== TASK TO COMPLETE ==
Reproduce the data exactly and drop any pictures it holds.

== SOURCE MATERIAL ==
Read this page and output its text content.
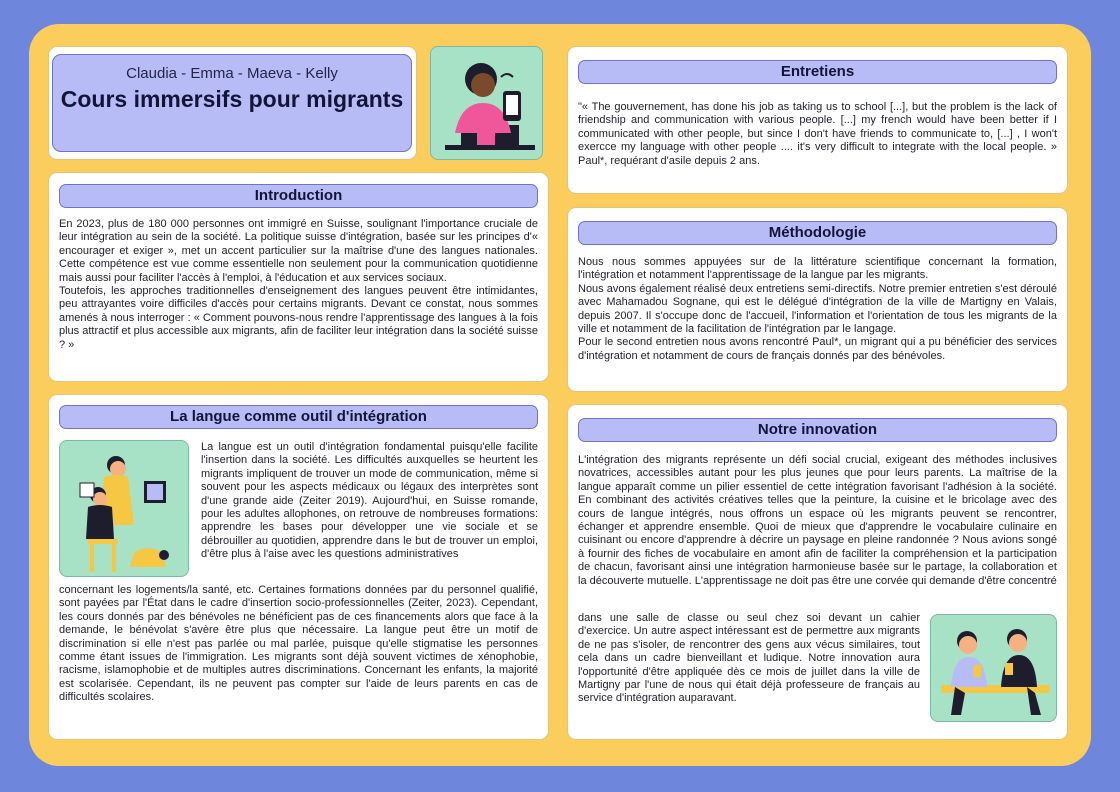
Claudia - Emma - Maeva - Kelly
Cours immersifs pour migrants
Introduction

En 2023, plus de 180 000 personnes ont immigré en Suisse, soulignant l'importance cruciale de leur intégration au sein de la société. La politique suisse d'intégration, basée sur les principes d'« encourager et exiger », met un accent particulier sur la maîtrise d'une des langues nationales. Cette compétence est vue comme essentielle non seulement pour la communication quotidienne mais aussi pour faciliter l'accès à l'emploi, à l'éducation et aux services sociaux.

Toutefois, les approches traditionnelles d'enseignement des langues peuvent être intimidantes, peu attrayantes voire difficiles d'accès pour certains migrants. Devant ce constat, nous sommes amenés à nous interroger : « Comment pouvons-nous rendre l'apprentissage des langues à la fois plus attractif et plus accessible aux migrants, afin de faciliter leur intégration dans la société suisse ? »

La langue comme outil d'intégration
La langue est un outil d'intégration fondamental puisqu'elle facilite l'insertion dans la société. Les difficultés auxquelles se heurtent les migrants impliquent de trouver un mode de communication, même si souvent pour les aspects médicaux ou légaux des interprètes sont d'une grande aide (Zeiter 2019). Aujourd'hui, en Suisse romande, pour les adultes allophones, on retrouve de nombreuses formations: apprendre les bases pour développer une vie sociale et se débrouiller au quotidien, apprendre dans le but de trouver un emploi, d'être plus à l'aise avec les questions administratives
concernant les logements/la santé, etc. Certaines formations données par du personnel qualifié, sont payées par l'État dans le cadre d'insertion socio-professionnelles (Zeiter, 2023). Cependant, les cours donnés par des bénévoles ne bénéficient pas de ces financements alors que face à la demande, le bénévolat s'avère être plus que nécessaire. La langue peut être un motif de discrimination si elle n'est pas parlée ou mal parlée, puisque qu'elle stigmatise les personnes comme étant issues de l'immigration. Les migrants sont déjà souvent victimes de xénophobie, racisme, islamophobie et de multiples autres discriminations. Concernant les enfants, la majorité est scolarisée. Cependant, ils ne peuvent pas compter sur l'aide de leurs parents en cas de difficultés scolaires.
Entretiens
"« The gouvernement, has done his job as taking us to school [...], but the problem is the lack of friendship and communication with various people. [...] my french would have been better if I communicated with other people, but since I don't have friends to communicate to, [...] , I won't exercce my language with other people .... it's very difficult to integrate with the local people. » Paul*, requérant d'asile depuis 2 ans.
Méthodologie

Nous nous sommes appuyées sur de la littérature scientifique concernant la formation, l'intégration et notamment l'apprentissage de la langue par les migrants.

Nous avons également réalisé deux entretiens semi-directifs. Notre premier entretien s'est déroulé avec Mahamadou Sognane, qui est le délégué d'intégration de la ville de Martigny en Valais, depuis 2007. Il s'occupe donc de l'accueil, l'information et l'orientation de tous les migrants de la ville et notamment de la facilitation de l'intégration par le langage.

Pour le second entretien nous avons rencontré Paul*, un migrant qui a pu bénéficier des services d'intégration et notamment de cours de français donnés par des bénévoles.

Notre innovation
L'intégration des migrants représente un défi social crucial, exigeant des méthodes inclusives novatrices, accessibles autant pour les plus jeunes que pour leurs parents. La maîtrise de la langue apparaît comme un pilier essentiel de cette intégration favorisant l'adhésion à la société. En combinant des activités créatives telles que la peinture, la cuisine et le bricolage avec des cours de langue intégrés, nous offrons un espace où les migrants peuvent se rencontrer, échanger et apprendre ensemble. Quoi de mieux que d'apprendre le vocabulaire culinaire en cuisinant ou encore d'apprendre à décrire un paysage en pleine randonnée ? Nous avions songé à fournir des fiches de vocabulaire en amont afin de faciliter la compréhension et la participation de chacun, favorisant ainsi une intégration harmonieuse basée sur le partage, la collaboration et la découverte mutuelle. L'apprentissage ne doit pas être une corvée qui demande d'être concentré
dans une salle de classe ou seul chez soi devant un cahier d'exercice. Un autre aspect intéressant est de permettre aux migrants de ne pas s'isoler, de rencontrer des gens aux vécus similaires, tout cela dans un cadre bienveillant et ludique. Notre innovation aura l'opportunité d'être appliquée dès ce mois de juillet dans la ville de Martigny par l'une de nous qui était déjà professeure de français au service d'intégration auparavant.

== OUTPUT FOR THIS EXERCISE ==
Read this page and output its text content.
Claudia - Emma - Maeva - Kelly
Cours immersifs pour migrants
Introduction

En 2023, plus de 180 000 personnes ont immigré en Suisse, soulignant l'importance cruciale de leur intégration au sein de la société. La politique suisse d'intégration, basée sur les principes d'« encourager et exiger », met un accent particulier sur la maîtrise d'une des langues nationales. Cette compétence est vue comme essentielle non seulement pour la communication quotidienne mais aussi pour faciliter l'accès à l'emploi, à l'éducation et aux services sociaux.

Toutefois, les approches traditionnelles d'enseignement des langues peuvent être intimidantes, peu attrayantes voire difficiles d'accès pour certains migrants. Devant ce constat, nous sommes amenés à nous interroger : « Comment pouvons-nous rendre l'apprentissage des langues à la fois plus attractif et plus accessible aux migrants, afin de faciliter leur intégration dans la société suisse ? »

La langue comme outil d'intégration
La langue est un outil d'intégration fondamental puisqu'elle facilite l'insertion dans la société. Les difficultés auxquelles se heurtent les migrants impliquent de trouver un mode de communication, même si souvent pour les aspects médicaux ou légaux des interprètes sont d'une grande aide (Zeiter 2019). Aujourd'hui, en Suisse romande, pour les adultes allophones, on retrouve de nombreuses formations: apprendre les bases pour développer une vie sociale et se débrouiller au quotidien, apprendre dans le but de trouver un emploi, d'être plus à l'aise avec les questions administratives
concernant les logements/la santé, etc. Certaines formations données par du personnel qualifié, sont payées par l'État dans le cadre d'insertion socio-professionnelles (Zeiter, 2023). Cependant, les cours donnés par des bénévoles ne bénéficient pas de ces financements alors que face à la demande, le bénévolat s'avère être plus que nécessaire. La langue peut être un motif de discrimination si elle n'est pas parlée ou mal parlée, puisque qu'elle stigmatise les personnes comme étant issues de l'immigration. Les migrants sont déjà souvent victimes de xénophobie, racisme, islamophobie et de multiples autres discriminations. Concernant les enfants, la majorité est scolarisée. Cependant, ils ne peuvent pas compter sur l'aide de leurs parents en cas de difficultés scolaires.
Entretiens
"« The gouvernement, has done his job as taking us to school [...], but the problem is the lack of friendship and communication with various people. [...] my french would have been better if I communicated with other people, but since I don't have friends to communicate to, [...] , I won't exercce my language with other people .... it's very difficult to integrate with the local people. » Paul*, requérant d'asile depuis 2 ans.
Méthodologie

Nous nous sommes appuyées sur de la littérature scientifique concernant la formation, l'intégration et notamment l'apprentissage de la langue par les migrants.

Nous avons également réalisé deux entretiens semi-directifs. Notre premier entretien s'est déroulé avec Mahamadou Sognane, qui est le délégué d'intégration de la ville de Martigny en Valais, depuis 2007. Il s'occupe donc de l'accueil, l'information et l'orientation de tous les migrants de la ville et notamment de la facilitation de l'intégration par le langage.

Pour le second entretien nous avons rencontré Paul*, un migrant qui a pu bénéficier des services d'intégration et notamment de cours de français donnés par des bénévoles.

Notre innovation
L'intégration des migrants représente un défi social crucial, exigeant des méthodes inclusives novatrices, accessibles autant pour les plus jeunes que pour leurs parents. La maîtrise de la langue apparaît comme un pilier essentiel de cette intégration favorisant l'adhésion à la société. En combinant des activités créatives telles que la peinture, la cuisine et le bricolage avec des cours de langue intégrés, nous offrons un espace où les migrants peuvent se rencontrer, échanger et apprendre ensemble. Quoi de mieux que d'apprendre le vocabulaire culinaire en cuisinant ou encore d'apprendre à décrire un paysage en pleine randonnée ? Nous avions songé à fournir des fiches de vocabulaire en amont afin de faciliter la compréhension et la participation de chacun, favorisant ainsi une intégration harmonieuse basée sur le partage, la collaboration et la découverte mutuelle. L'apprentissage ne doit pas être une corvée qui demande d'être concentré
dans une salle de classe ou seul chez soi devant un cahier d'exercice. Un autre aspect intéressant est de permettre aux migrants de ne pas s'isoler, de rencontrer des gens aux vécus similaires, tout cela dans un cadre bienveillant et ludique. Notre innovation aura l'opportunité d'être appliquée dès ce mois de juillet dans la ville de Martigny par l'une de nous qui était déjà professeure de français au service d'intégration auparavant.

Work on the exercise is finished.